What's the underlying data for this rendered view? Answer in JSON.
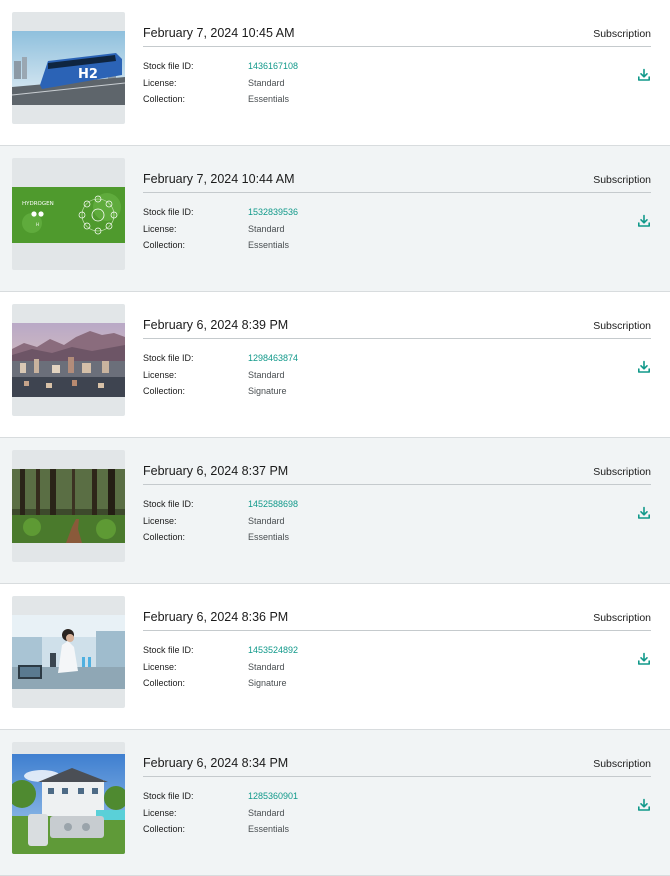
{
  "labels": {
    "stock_id": "Stock file ID:",
    "license": "License:",
    "collection": "Collection:"
  },
  "colors": {
    "accent": "#11998a",
    "alt_row": "#f1f4f5"
  },
  "items": [
    {
      "date": "February 7, 2024 10:45 AM",
      "type": "Subscription",
      "stock_id": "1436167108",
      "license": "Standard",
      "collection": "Essentials",
      "thumb": "hydrogen-tram",
      "thumb_text": ""
    },
    {
      "date": "February 7, 2024 10:44 AM",
      "type": "Subscription",
      "stock_id": "1532839536",
      "license": "Standard",
      "collection": "Essentials",
      "thumb": "hydrogen-green",
      "thumb_text": "HYDROGEN"
    },
    {
      "date": "February 6, 2024 8:39 PM",
      "type": "Subscription",
      "stock_id": "1298463874",
      "license": "Standard",
      "collection": "Signature",
      "thumb": "city-mountains",
      "thumb_text": ""
    },
    {
      "date": "February 6, 2024 8:37 PM",
      "type": "Subscription",
      "stock_id": "1452588698",
      "license": "Standard",
      "collection": "Essentials",
      "thumb": "forest-path",
      "thumb_text": ""
    },
    {
      "date": "February 6, 2024 8:36 PM",
      "type": "Subscription",
      "stock_id": "1453524892",
      "license": "Standard",
      "collection": "Signature",
      "thumb": "lab-scientist",
      "thumb_text": ""
    },
    {
      "date": "February 6, 2024 8:34 PM",
      "type": "Subscription",
      "stock_id": "1285360901",
      "license": "Standard",
      "collection": "Essentials",
      "thumb": "house-tanks",
      "thumb_text": ""
    }
  ]
}
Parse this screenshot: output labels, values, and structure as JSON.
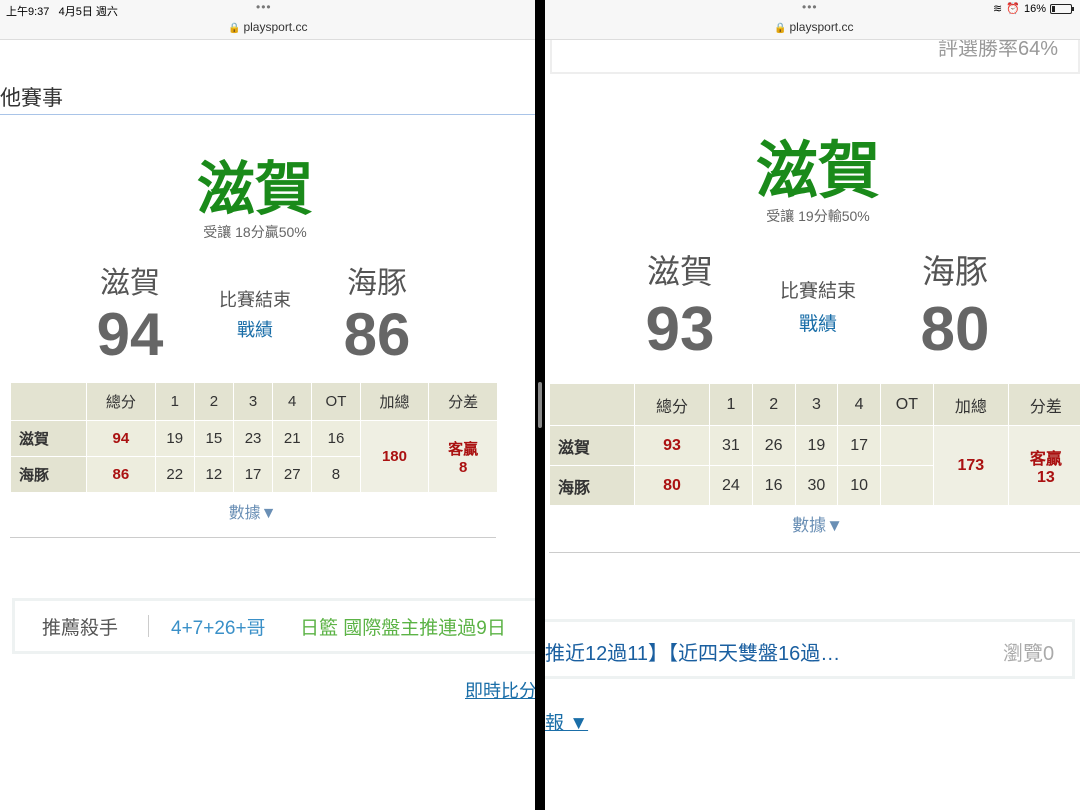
{
  "status": {
    "time": "上午9:37",
    "date": "4月5日 週六",
    "battery": "16%",
    "battery_level": 0.16
  },
  "left": {
    "dots": "•••",
    "url": "playsport.cc",
    "section_heading": "他賽事",
    "winner": "滋賀",
    "handicap": "受讓 18分贏50%",
    "home_name": "滋賀",
    "home_score": "94",
    "away_name": "海豚",
    "away_score": "86",
    "game_status": "比賽結束",
    "record_link": "戰績",
    "table": {
      "headers": [
        "總分",
        "1",
        "2",
        "3",
        "4",
        "OT",
        "加總",
        "分差"
      ],
      "rows": [
        {
          "team": "滋賀",
          "total": "94",
          "q": [
            "19",
            "15",
            "23",
            "21",
            "16"
          ]
        },
        {
          "team": "海豚",
          "total": "86",
          "q": [
            "22",
            "12",
            "17",
            "27",
            "8"
          ]
        }
      ],
      "sum": "180",
      "diff_label": "客贏",
      "diff_value": "8"
    },
    "more_data": "數據▼",
    "rec_label": "推薦殺手",
    "rec_code": "4+7+26+哥",
    "rec_title": "日籃 國際盤主推連過9日",
    "live_link": "即時比分"
  },
  "right": {
    "dots": "•••",
    "url": "playsport.cc",
    "top_card_text": "評選勝率64%",
    "winner": "滋賀",
    "handicap": "受讓 19分輸50%",
    "home_name": "滋賀",
    "home_score": "93",
    "away_name": "海豚",
    "away_score": "80",
    "game_status": "比賽結束",
    "record_link": "戰績",
    "table": {
      "headers": [
        "總分",
        "1",
        "2",
        "3",
        "4",
        "OT",
        "加總",
        "分差"
      ],
      "rows": [
        {
          "team": "滋賀",
          "total": "93",
          "q": [
            "31",
            "26",
            "19",
            "17",
            ""
          ]
        },
        {
          "team": "海豚",
          "total": "80",
          "q": [
            "24",
            "16",
            "30",
            "10",
            ""
          ]
        }
      ],
      "sum": "173",
      "diff_label": "客贏",
      "diff_value": "13"
    },
    "more_data": "數據▼",
    "article_title": "推近12過11】【近四天雙盤16過…",
    "views": "瀏覽0",
    "bottom_link": "報 ▼"
  }
}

_Goal_
Look through the data above. Copy every line with the string "date" in it.

_Solution for this problem_
      "date": "February 7, 2024 10:45 AM",
      "date": "February 7, 2024 10:44 AM",
      "date": "February 6, 2024 8:39 PM",
      "date": "February 6, 2024 8:37 PM",
      "date": "February 6, 2024 8:36 PM",
      "date": "February 6, 2024 8:34 PM",
    "date": "4月5日 週六",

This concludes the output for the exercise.